Extracts from a graphics dataset:
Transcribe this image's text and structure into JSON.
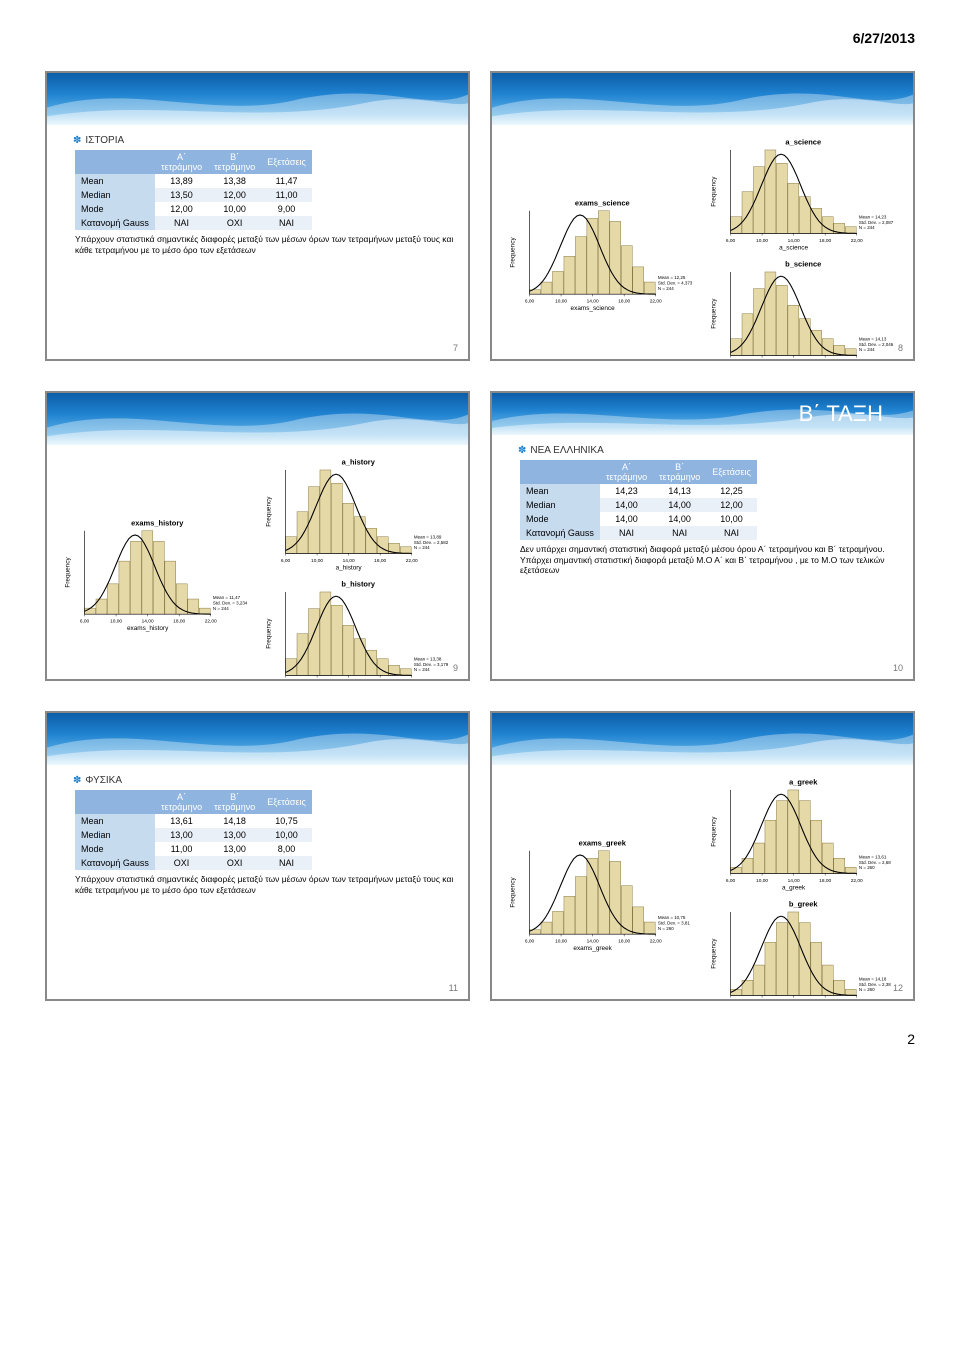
{
  "page_header": "6/27/2013",
  "footer_page": "2",
  "slides": {
    "s7": {
      "topic": "ΙΣΤΟΡΙΑ",
      "table": {
        "col_headers": [
          "Α΄\nτετράμηνο",
          "Β΄\nτετράμηνο",
          "Εξετάσεις"
        ],
        "rows": [
          {
            "label": "Mean",
            "cells": [
              "13,89",
              "13,38",
              "11,47"
            ]
          },
          {
            "label": "Median",
            "cells": [
              "13,50",
              "12,00",
              "11,00"
            ]
          },
          {
            "label": "Mode",
            "cells": [
              "12,00",
              "10,00",
              "9,00"
            ]
          },
          {
            "label": "Κατανομή Gauss",
            "cells": [
              "ΝΑΙ",
              "ΟΧΙ",
              "ΝΑΙ"
            ]
          }
        ]
      },
      "note": "Υπάρχουν στατιστικά σημαντικές διαφορές μεταξύ των μέσων όρων των τετραμήνων μεταξύ τους και κάθε τετραμήνου με το μέσο όρο των εξετάσεων"
    },
    "s8": {
      "charts": [
        {
          "title": "a_science",
          "xlabel": "a_science",
          "stats": "Mean = 14,23\nStd. Dev. = 2,087\nN = 244"
        },
        {
          "title": "b_science",
          "xlabel": "b_science",
          "stats": "Mean = 14,13\nStd. Dev. = 2,046\nN = 244"
        },
        {
          "title": "exams_science",
          "xlabel": "exams_science",
          "stats": "Mean = 12,25\nStd. Dev. = 4,373\nN = 244"
        }
      ]
    },
    "s9": {
      "charts": [
        {
          "title": "a_history",
          "xlabel": "a_history",
          "stats": "Mean = 13,89\nStd. Dev. = 2,582\nN = 244"
        },
        {
          "title": "b_history",
          "xlabel": "b_history",
          "stats": "Mean = 13,38\nStd. Dev. = 3,179\nN = 244"
        },
        {
          "title": "exams_history",
          "xlabel": "exams_history",
          "stats": "Mean = 11,47\nStd. Dev. = 3,234\nN = 244"
        }
      ]
    },
    "s10": {
      "section_title": "Β΄ ΤΑΞΗ",
      "topic": "ΝΕΑ ΕΛΛΗΝΙΚΑ",
      "table": {
        "col_headers": [
          "Α΄\nτετράμηνο",
          "Β΄\nτετράμηνο",
          "Εξετάσεις"
        ],
        "rows": [
          {
            "label": "Mean",
            "cells": [
              "14,23",
              "14,13",
              "12,25"
            ]
          },
          {
            "label": "Median",
            "cells": [
              "14,00",
              "14,00",
              "12,00"
            ]
          },
          {
            "label": "Mode",
            "cells": [
              "14,00",
              "14,00",
              "10,00"
            ]
          },
          {
            "label": "Κατανομή Gauss",
            "cells": [
              "ΝΑΙ",
              "ΝΑΙ",
              "ΝΑΙ"
            ]
          }
        ]
      },
      "note": "Δεν υπάρχει σημαντική στατιστική διαφορά μεταξύ μέσου όρου Α΄ τετραμήνου και Β΄ τετραμήνου. Υπάρχει σημαντική στατιστική διαφορά μεταξύ Μ.Ο Α΄ και Β΄ τετραμήνου , με το Μ.Ο των τελικών εξετάσεων"
    },
    "s11": {
      "topic": "ΦΥΣΙΚΑ",
      "table": {
        "col_headers": [
          "Α΄\nτετράμηνο",
          "Β΄\nτετράμηνο",
          "Εξετάσεις"
        ],
        "rows": [
          {
            "label": "Mean",
            "cells": [
              "13,61",
              "14,18",
              "10,75"
            ]
          },
          {
            "label": "Median",
            "cells": [
              "13,00",
              "13,00",
              "10,00"
            ]
          },
          {
            "label": "Mode",
            "cells": [
              "11,00",
              "13,00",
              "8,00"
            ]
          },
          {
            "label": "Κατανομή Gauss",
            "cells": [
              "ΟΧΙ",
              "ΟΧΙ",
              "ΝΑΙ"
            ]
          }
        ]
      },
      "note": "Υπάρχουν στατιστικά σημαντικές διαφορές μεταξύ των μέσων όρων των τετραμήνων μεταξύ τους και κάθε τετραμήνου με το μέσο όρο των εξετάσεων"
    },
    "s12": {
      "charts": [
        {
          "title": "a_greek",
          "xlabel": "a_greek",
          "stats": "Mean = 13,61\nStd. Dev. = 2,68\nN = 260"
        },
        {
          "title": "b_greek",
          "xlabel": "b_greek",
          "stats": "Mean = 14,18\nStd. Dev. = 2,38\nN = 260"
        },
        {
          "title": "exams_greek",
          "xlabel": "exams_greek",
          "stats": "Mean = 10,75\nStd. Dev. = 3,81\nN = 260"
        }
      ]
    }
  },
  "hist_style": {
    "bar_fill": "#e6d9a8",
    "bar_stroke": "#7a6a2e",
    "curve": "#000000",
    "axis": "#000000",
    "bg": "#ffffff",
    "title_fontsize": 7,
    "label_fontsize": 6
  },
  "hist_shapes": {
    "left_skew": [
      10,
      25,
      40,
      50,
      42,
      30,
      22,
      15,
      10,
      6,
      4
    ],
    "normal": [
      4,
      10,
      20,
      35,
      48,
      55,
      48,
      35,
      20,
      10,
      4
    ],
    "right_heavy": [
      3,
      8,
      15,
      25,
      38,
      50,
      55,
      48,
      32,
      18,
      8
    ]
  }
}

*WORK REQUIRED*
From the data above, write out everything exactly except the pictures.

*RESPONSE BELOW*
Transcribe this image's text and structure into JSON.
{
  "page_header": "6/27/2013",
  "footer_page": "2",
  "slides": {
    "s7": {
      "topic": "ΙΣΤΟΡΙΑ",
      "table": {
        "col_headers": [
          "Α΄\nτετράμηνο",
          "Β΄\nτετράμηνο",
          "Εξετάσεις"
        ],
        "rows": [
          {
            "label": "Mean",
            "cells": [
              "13,89",
              "13,38",
              "11,47"
            ]
          },
          {
            "label": "Median",
            "cells": [
              "13,50",
              "12,00",
              "11,00"
            ]
          },
          {
            "label": "Mode",
            "cells": [
              "12,00",
              "10,00",
              "9,00"
            ]
          },
          {
            "label": "Κατανομή Gauss",
            "cells": [
              "ΝΑΙ",
              "ΟΧΙ",
              "ΝΑΙ"
            ]
          }
        ]
      },
      "note": "Υπάρχουν στατιστικά σημαντικές διαφορές μεταξύ των μέσων όρων των τετραμήνων μεταξύ τους και κάθε τετραμήνου με το μέσο όρο των εξετάσεων"
    },
    "s8": {
      "charts": [
        {
          "title": "a_science",
          "xlabel": "a_science",
          "stats": "Mean = 14,23\nStd. Dev. = 2,087\nN = 244"
        },
        {
          "title": "b_science",
          "xlabel": "b_science",
          "stats": "Mean = 14,13\nStd. Dev. = 2,046\nN = 244"
        },
        {
          "title": "exams_science",
          "xlabel": "exams_science",
          "stats": "Mean = 12,25\nStd. Dev. = 4,373\nN = 244"
        }
      ]
    },
    "s9": {
      "charts": [
        {
          "title": "a_history",
          "xlabel": "a_history",
          "stats": "Mean = 13,89\nStd. Dev. = 2,582\nN = 244"
        },
        {
          "title": "b_history",
          "xlabel": "b_history",
          "stats": "Mean = 13,38\nStd. Dev. = 3,179\nN = 244"
        },
        {
          "title": "exams_history",
          "xlabel": "exams_history",
          "stats": "Mean = 11,47\nStd. Dev. = 3,234\nN = 244"
        }
      ]
    },
    "s10": {
      "section_title": "Β΄ ΤΑΞΗ",
      "topic": "ΝΕΑ ΕΛΛΗΝΙΚΑ",
      "table": {
        "col_headers": [
          "Α΄\nτετράμηνο",
          "Β΄\nτετράμηνο",
          "Εξετάσεις"
        ],
        "rows": [
          {
            "label": "Mean",
            "cells": [
              "14,23",
              "14,13",
              "12,25"
            ]
          },
          {
            "label": "Median",
            "cells": [
              "14,00",
              "14,00",
              "12,00"
            ]
          },
          {
            "label": "Mode",
            "cells": [
              "14,00",
              "14,00",
              "10,00"
            ]
          },
          {
            "label": "Κατανομή Gauss",
            "cells": [
              "ΝΑΙ",
              "ΝΑΙ",
              "ΝΑΙ"
            ]
          }
        ]
      },
      "note": "Δεν υπάρχει σημαντική στατιστική διαφορά μεταξύ μέσου όρου Α΄ τετραμήνου και Β΄ τετραμήνου. Υπάρχει σημαντική στατιστική διαφορά μεταξύ Μ.Ο Α΄ και Β΄ τετραμήνου , με το Μ.Ο των τελικών εξετάσεων"
    },
    "s11": {
      "topic": "ΦΥΣΙΚΑ",
      "table": {
        "col_headers": [
          "Α΄\nτετράμηνο",
          "Β΄\nτετράμηνο",
          "Εξετάσεις"
        ],
        "rows": [
          {
            "label": "Mean",
            "cells": [
              "13,61",
              "14,18",
              "10,75"
            ]
          },
          {
            "label": "Median",
            "cells": [
              "13,00",
              "13,00",
              "10,00"
            ]
          },
          {
            "label": "Mode",
            "cells": [
              "11,00",
              "13,00",
              "8,00"
            ]
          },
          {
            "label": "Κατανομή Gauss",
            "cells": [
              "ΟΧΙ",
              "ΟΧΙ",
              "ΝΑΙ"
            ]
          }
        ]
      },
      "note": "Υπάρχουν στατιστικά σημαντικές διαφορές μεταξύ των μέσων όρων των τετραμήνων μεταξύ τους και κάθε τετραμήνου με το μέσο όρο των εξετάσεων"
    },
    "s12": {
      "charts": [
        {
          "title": "a_greek",
          "xlabel": "a_greek",
          "stats": "Mean = 13,61\nStd. Dev. = 2,68\nN = 260"
        },
        {
          "title": "b_greek",
          "xlabel": "b_greek",
          "stats": "Mean = 14,18\nStd. Dev. = 2,38\nN = 260"
        },
        {
          "title": "exams_greek",
          "xlabel": "exams_greek",
          "stats": "Mean = 10,75\nStd. Dev. = 3,81\nN = 260"
        }
      ]
    }
  },
  "hist_style": {
    "bar_fill": "#e6d9a8",
    "bar_stroke": "#7a6a2e",
    "curve": "#000000",
    "axis": "#000000",
    "bg": "#ffffff",
    "title_fontsize": 7,
    "label_fontsize": 6
  },
  "hist_shapes": {
    "left_skew": [
      10,
      25,
      40,
      50,
      42,
      30,
      22,
      15,
      10,
      6,
      4
    ],
    "normal": [
      4,
      10,
      20,
      35,
      48,
      55,
      48,
      35,
      20,
      10,
      4
    ],
    "right_heavy": [
      3,
      8,
      15,
      25,
      38,
      50,
      55,
      48,
      32,
      18,
      8
    ]
  }
}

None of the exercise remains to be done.